OBJECTIVE: Look below for the line with "What text is on this page?", and from there restate every line word for word until the entries end.

====== EXCERPTED RECORDS

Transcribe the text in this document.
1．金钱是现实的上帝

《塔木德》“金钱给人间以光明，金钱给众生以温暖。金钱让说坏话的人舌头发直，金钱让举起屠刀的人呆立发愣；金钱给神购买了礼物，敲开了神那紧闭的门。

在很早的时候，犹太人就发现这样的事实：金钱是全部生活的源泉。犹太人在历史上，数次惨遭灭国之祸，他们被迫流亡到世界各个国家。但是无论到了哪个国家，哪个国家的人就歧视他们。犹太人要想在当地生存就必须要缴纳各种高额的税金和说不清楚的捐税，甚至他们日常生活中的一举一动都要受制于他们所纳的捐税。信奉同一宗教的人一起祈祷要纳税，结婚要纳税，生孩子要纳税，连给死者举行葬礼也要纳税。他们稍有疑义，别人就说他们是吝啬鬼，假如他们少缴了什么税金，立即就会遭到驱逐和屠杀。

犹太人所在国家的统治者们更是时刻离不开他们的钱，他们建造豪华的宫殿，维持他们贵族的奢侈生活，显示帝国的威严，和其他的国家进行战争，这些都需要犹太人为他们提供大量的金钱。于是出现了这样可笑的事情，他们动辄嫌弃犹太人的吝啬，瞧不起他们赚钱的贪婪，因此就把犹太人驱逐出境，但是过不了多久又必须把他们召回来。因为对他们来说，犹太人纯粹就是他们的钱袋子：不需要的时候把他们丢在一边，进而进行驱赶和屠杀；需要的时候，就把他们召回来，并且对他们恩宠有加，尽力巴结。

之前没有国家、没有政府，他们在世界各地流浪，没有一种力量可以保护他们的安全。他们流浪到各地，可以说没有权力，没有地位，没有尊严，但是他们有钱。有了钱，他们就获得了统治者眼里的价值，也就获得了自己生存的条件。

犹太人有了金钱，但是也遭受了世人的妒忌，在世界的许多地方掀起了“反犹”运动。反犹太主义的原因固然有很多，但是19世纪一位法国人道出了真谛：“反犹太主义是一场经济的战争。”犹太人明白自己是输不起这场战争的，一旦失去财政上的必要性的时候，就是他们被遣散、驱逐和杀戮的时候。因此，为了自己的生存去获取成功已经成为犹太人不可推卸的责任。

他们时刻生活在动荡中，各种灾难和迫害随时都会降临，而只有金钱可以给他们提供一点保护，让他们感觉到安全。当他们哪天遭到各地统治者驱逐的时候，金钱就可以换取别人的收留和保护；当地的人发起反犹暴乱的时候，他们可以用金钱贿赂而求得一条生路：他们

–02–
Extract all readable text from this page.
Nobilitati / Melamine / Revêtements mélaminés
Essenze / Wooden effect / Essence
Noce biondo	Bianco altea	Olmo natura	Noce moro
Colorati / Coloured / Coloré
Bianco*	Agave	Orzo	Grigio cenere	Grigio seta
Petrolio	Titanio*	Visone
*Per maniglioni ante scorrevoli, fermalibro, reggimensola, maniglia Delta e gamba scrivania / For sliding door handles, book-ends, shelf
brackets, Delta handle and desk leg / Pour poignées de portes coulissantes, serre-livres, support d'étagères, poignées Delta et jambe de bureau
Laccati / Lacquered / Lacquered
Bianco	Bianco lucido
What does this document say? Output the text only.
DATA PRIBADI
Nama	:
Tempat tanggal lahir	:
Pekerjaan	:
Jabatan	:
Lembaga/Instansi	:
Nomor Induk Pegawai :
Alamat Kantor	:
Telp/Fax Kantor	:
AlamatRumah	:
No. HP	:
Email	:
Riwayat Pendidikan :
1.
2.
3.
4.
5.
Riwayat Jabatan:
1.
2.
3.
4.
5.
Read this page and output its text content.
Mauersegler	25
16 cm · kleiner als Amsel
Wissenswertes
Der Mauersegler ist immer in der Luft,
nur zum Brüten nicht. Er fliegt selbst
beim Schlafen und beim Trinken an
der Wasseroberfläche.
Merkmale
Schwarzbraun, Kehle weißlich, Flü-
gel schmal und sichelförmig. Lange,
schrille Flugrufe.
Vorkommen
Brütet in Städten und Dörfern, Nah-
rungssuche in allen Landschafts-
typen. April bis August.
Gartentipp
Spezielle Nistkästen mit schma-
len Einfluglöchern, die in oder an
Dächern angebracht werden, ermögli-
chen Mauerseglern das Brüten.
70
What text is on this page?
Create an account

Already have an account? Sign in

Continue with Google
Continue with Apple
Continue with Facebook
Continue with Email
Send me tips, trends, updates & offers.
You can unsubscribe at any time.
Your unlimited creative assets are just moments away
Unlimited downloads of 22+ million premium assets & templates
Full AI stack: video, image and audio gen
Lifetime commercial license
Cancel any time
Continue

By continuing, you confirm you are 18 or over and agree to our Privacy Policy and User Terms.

============

SOLUTION TO THIS TASK:
What text is on this page?
Create an account

Already have an account? Sign in

Continue with Google
Continue with Apple
Continue with Facebook
Continue with Email
Send me tips, trends, updates & offers.
You can unsubscribe at any time.
Your unlimited creative assets are just moments away
Unlimited downloads of 22+ million premium assets & templates
Full AI stack: video, image and audio gen
Lifetime commercial license
Cancel any time
Continue

By continuing, you confirm you are 18 or over and agree to our Privacy Policy and User Terms.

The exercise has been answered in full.